═══ Reading text

Thank you for open-sourcing this project!
I was trying to train semanticGAN on our dataset (3 labels), by running:
python -m torch.distributed.launch --nproc_per_node=N_GPU --master_port=AVAILABLE_PORT train_seg_gan.py --img_dataset=IMG_DATASET_LOC --seg_dataset=SEG_DATASET_LOC --inception=INCEPTION_FILE
(Note: I already updated seg_dim
to 3 in our case in argparse
and reduced the color_map
to only 3 colors in dataset.py
)
However, after the code initializates, I run into this error:
RuntimeError: One of the differentiated Tensors appears to not have been used in the graph. Set allow_unused=True if this is the desired behavior
Here is the entire output:
/home/user/anaconda3/envs/semanticGAN/lib/python3.7/site-packages/torch/distributed/launch.py:186: FutureWarning: The module torch.distributed.launch is deprecated
and will be removed in future. Use torchrun.
Note that --use_env is set by default in torchrun.
If your script expects `--local_rank` argument to be set, please
change it to read from `os.environ['LOCAL_RANK']` instead. See
https://pytorch.org/docs/stable/distributed.html#launch-utility for
further instructions
FutureWarning,
WARNING:torch.distributed.run:
*****************************************
Setting OMP_NUM_THREADS environment variable for each process to be 1 in default, to avoid your system being overloaded, please further tune the variable for optimal performance in your application as needed.

══════

| Task requirements |
[1] Reproduce verbatim the part of the semanticGAN post that opens with the words containing "Thank you for" and closes with "future. Use torchrun.".
[2] According to the semanticGAN post, in which file was the color_map reduced to only 3 colors?

═══ Recorded information

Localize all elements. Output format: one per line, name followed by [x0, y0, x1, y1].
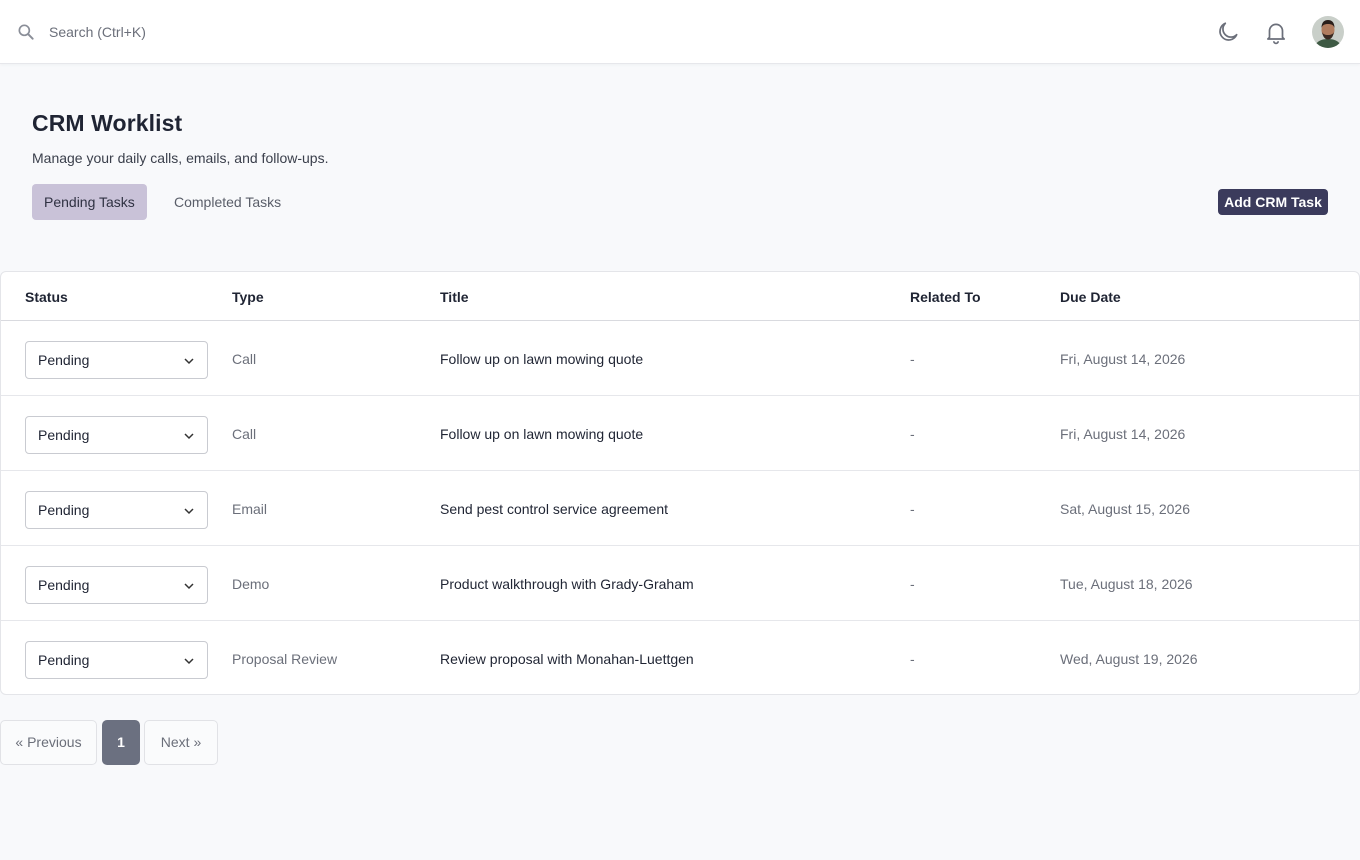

══════

| Full answers |
[1]
Thank you for open-sourcing this project!
I was trying to train semanticGAN on our dataset (3 labels), by running:
python -m torch.distributed.launch --nproc_per_node=N_GPU --master_port=AVAILABLE_PORT train_seg_gan.py --img_dataset=IMG_DATASET_LOC --seg_dataset=SEG_DATASET_LOC --inception=INCEPTION_FILE
(Note: I already updated seg_dim
to 3 in our case in argparse
and reduced the color_map
to only 3 colors in dataset.py
)
However, after the code initializates, I run into this error:
RuntimeError: One of the differentiated Tensors appears to not have been used in the graph. Set allow_unused=True if this is the desired behavior
Here is the entire output:
/home/user/anaconda3/envs/semanticGAN/lib/python3.7/site-packages/torch/distributed/launch.py:186: FutureWarning: The module torch.distributed.launch is deprecated
and will be removed in future. Use torchrun.

[2] dataset.py